Find each line containing the string "дитиною". Copy it.

◆ **Data entries**

■ ■ ■ ■ ■ ■ ■

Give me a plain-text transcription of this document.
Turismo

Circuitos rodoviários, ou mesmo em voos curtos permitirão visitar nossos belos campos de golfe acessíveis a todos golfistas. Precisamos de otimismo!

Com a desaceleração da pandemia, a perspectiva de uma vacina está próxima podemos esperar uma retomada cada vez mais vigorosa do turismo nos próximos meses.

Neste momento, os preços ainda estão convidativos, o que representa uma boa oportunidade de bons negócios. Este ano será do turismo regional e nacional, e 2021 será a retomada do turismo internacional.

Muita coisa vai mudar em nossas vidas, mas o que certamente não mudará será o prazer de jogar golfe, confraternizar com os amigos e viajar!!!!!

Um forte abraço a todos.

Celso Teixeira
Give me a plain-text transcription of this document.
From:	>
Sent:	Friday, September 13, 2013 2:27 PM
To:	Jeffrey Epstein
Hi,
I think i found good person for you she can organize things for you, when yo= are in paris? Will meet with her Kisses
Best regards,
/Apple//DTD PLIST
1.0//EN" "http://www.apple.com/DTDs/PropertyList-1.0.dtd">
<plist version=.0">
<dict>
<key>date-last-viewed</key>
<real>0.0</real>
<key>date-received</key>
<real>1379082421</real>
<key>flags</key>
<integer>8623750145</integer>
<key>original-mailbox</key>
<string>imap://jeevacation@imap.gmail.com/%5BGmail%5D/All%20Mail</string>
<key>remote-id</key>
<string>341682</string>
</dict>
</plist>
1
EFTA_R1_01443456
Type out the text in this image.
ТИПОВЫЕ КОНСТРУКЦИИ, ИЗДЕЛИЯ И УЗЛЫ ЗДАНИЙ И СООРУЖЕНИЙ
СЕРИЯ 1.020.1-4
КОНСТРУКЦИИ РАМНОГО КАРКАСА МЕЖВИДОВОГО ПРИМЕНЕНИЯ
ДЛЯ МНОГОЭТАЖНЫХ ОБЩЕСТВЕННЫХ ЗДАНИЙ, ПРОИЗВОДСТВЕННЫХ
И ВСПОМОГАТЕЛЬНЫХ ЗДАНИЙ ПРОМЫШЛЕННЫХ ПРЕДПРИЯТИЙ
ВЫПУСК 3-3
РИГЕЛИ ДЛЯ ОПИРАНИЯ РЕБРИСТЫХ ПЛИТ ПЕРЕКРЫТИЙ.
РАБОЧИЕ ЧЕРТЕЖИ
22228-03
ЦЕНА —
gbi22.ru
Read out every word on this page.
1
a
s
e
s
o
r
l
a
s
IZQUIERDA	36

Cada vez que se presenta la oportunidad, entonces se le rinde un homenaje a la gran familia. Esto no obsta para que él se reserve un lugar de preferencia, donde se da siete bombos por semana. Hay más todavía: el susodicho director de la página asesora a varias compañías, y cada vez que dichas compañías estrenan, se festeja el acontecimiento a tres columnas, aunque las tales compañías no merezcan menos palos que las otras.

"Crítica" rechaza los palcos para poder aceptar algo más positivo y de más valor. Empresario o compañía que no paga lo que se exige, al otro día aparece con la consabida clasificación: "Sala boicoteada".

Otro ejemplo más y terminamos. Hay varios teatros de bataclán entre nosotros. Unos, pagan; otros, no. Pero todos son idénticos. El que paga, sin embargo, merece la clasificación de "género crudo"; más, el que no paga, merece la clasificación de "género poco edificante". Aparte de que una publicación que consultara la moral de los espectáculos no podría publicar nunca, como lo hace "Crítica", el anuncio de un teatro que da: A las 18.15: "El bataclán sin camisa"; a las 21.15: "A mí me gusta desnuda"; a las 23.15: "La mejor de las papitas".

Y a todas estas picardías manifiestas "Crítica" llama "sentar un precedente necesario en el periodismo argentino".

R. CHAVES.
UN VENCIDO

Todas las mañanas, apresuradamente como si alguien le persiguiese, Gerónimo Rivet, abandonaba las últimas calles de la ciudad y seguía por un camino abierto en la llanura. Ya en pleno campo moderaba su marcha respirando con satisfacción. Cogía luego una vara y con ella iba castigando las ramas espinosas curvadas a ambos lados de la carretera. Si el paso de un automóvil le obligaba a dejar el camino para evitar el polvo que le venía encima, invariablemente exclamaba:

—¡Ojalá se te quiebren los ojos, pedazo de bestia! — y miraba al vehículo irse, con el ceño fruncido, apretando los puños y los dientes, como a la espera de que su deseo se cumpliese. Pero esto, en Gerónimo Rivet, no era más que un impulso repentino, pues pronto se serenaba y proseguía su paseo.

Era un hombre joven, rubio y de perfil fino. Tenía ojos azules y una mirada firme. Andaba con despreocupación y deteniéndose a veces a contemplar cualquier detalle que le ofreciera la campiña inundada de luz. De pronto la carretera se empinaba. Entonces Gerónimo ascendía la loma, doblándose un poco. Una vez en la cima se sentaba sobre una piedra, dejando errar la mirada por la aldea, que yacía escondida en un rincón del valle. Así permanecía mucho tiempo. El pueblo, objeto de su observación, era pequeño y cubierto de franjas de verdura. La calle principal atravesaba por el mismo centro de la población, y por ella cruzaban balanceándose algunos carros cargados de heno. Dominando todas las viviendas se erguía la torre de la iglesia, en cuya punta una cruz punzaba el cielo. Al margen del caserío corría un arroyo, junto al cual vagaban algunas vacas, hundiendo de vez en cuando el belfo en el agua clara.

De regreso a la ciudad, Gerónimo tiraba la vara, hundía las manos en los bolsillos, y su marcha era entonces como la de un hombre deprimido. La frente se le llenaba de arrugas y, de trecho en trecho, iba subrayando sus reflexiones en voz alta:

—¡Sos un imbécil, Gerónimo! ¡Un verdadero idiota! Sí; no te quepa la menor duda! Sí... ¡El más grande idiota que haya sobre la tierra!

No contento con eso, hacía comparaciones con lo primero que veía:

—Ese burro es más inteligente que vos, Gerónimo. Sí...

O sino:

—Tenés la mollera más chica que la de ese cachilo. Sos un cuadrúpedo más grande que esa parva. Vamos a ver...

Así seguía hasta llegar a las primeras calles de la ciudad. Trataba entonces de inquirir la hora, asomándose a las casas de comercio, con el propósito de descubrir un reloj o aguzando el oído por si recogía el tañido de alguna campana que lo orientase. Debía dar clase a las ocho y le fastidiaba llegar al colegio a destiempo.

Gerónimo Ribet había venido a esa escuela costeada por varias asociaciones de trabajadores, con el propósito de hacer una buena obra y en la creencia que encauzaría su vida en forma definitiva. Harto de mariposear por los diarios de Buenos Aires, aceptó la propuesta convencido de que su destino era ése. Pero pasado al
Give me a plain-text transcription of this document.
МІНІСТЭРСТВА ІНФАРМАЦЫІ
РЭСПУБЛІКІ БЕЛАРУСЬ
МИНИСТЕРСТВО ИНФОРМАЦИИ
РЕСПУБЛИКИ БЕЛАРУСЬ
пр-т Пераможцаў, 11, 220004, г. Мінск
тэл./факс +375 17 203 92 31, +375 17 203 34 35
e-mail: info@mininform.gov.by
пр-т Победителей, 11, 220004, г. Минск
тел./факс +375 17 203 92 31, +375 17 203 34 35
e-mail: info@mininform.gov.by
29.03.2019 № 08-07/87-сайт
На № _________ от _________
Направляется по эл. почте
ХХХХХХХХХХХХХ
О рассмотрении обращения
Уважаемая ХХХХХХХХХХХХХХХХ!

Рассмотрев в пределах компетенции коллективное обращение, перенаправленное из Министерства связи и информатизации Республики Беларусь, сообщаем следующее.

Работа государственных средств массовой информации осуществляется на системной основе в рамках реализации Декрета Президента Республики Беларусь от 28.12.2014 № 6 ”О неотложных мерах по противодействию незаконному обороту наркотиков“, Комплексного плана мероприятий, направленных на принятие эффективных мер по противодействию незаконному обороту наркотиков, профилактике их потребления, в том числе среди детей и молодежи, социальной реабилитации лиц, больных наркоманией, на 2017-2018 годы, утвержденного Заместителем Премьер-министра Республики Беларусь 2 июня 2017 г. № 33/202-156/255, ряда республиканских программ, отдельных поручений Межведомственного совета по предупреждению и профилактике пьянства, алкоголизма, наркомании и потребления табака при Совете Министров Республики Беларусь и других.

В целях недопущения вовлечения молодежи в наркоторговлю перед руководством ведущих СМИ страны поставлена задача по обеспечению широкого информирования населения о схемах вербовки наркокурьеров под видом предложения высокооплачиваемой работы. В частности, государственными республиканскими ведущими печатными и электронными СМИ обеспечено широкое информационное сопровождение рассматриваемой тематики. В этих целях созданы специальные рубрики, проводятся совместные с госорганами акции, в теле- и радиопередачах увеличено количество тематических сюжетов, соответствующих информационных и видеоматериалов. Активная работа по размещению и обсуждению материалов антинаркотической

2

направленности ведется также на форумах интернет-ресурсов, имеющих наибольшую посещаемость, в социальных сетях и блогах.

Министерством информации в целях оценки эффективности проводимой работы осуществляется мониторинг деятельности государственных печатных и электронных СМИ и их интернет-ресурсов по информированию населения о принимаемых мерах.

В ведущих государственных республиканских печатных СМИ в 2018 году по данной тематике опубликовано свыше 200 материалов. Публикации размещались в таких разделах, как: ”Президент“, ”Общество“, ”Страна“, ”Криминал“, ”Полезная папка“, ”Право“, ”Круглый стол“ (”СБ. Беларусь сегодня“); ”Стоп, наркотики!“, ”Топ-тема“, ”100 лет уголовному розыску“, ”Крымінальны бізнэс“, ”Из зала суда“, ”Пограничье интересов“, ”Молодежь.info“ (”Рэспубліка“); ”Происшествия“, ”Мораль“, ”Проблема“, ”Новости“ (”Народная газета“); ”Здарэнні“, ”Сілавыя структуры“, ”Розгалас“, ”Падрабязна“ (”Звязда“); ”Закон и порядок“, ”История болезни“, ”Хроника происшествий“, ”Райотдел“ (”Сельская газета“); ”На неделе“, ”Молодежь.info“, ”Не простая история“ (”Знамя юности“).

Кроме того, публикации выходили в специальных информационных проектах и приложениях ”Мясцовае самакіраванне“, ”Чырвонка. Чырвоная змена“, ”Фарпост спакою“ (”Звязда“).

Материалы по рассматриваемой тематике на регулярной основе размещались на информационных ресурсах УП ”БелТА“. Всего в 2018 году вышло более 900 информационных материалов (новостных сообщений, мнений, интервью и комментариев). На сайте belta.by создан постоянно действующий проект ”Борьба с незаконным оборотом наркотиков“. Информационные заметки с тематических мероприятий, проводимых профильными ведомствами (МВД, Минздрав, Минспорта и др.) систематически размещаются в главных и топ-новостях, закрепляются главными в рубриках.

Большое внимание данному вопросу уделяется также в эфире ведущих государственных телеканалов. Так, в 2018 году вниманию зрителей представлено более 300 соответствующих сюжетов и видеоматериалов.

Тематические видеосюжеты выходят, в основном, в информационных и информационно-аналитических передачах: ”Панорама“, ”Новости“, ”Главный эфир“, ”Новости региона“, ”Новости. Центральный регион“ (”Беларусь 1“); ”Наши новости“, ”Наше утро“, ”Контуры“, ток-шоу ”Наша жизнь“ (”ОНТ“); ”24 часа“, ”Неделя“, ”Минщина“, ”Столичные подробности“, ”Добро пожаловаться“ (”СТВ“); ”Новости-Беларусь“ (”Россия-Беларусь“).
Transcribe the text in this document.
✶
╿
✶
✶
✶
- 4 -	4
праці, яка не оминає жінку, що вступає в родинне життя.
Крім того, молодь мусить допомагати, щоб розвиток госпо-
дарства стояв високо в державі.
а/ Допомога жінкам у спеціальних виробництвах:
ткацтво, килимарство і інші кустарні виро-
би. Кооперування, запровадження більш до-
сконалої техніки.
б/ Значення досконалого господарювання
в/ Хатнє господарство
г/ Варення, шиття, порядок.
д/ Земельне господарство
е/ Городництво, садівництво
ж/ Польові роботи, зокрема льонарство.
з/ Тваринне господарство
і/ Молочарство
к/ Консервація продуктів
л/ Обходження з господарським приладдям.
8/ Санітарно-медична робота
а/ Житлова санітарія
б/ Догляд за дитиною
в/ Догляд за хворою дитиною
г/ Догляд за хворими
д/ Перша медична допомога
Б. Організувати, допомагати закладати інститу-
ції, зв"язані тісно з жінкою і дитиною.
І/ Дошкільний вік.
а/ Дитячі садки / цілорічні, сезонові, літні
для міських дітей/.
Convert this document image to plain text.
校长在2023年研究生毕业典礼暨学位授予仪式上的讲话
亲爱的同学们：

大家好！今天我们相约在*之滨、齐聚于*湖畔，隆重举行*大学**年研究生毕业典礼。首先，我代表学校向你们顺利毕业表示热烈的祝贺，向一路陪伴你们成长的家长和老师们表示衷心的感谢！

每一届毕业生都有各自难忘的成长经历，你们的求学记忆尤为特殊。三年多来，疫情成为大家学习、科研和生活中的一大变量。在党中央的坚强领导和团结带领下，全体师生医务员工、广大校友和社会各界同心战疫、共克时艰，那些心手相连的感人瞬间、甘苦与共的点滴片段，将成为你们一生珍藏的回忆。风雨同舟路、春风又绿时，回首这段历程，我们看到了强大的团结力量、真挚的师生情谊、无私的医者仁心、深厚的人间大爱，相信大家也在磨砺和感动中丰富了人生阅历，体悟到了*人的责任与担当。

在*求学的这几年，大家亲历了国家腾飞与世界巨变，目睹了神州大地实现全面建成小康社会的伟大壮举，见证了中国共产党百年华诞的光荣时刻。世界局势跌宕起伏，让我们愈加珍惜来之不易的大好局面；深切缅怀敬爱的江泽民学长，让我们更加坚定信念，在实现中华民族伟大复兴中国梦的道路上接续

■ ■ ■ ■ ■ ■ ■

◆ **ANSWER TO THE PROBLEM**
б/ Догляд за дитиною
в/ Догляд за хворою дитиною
ції, зв"язані тісно з жінкою і дитиною.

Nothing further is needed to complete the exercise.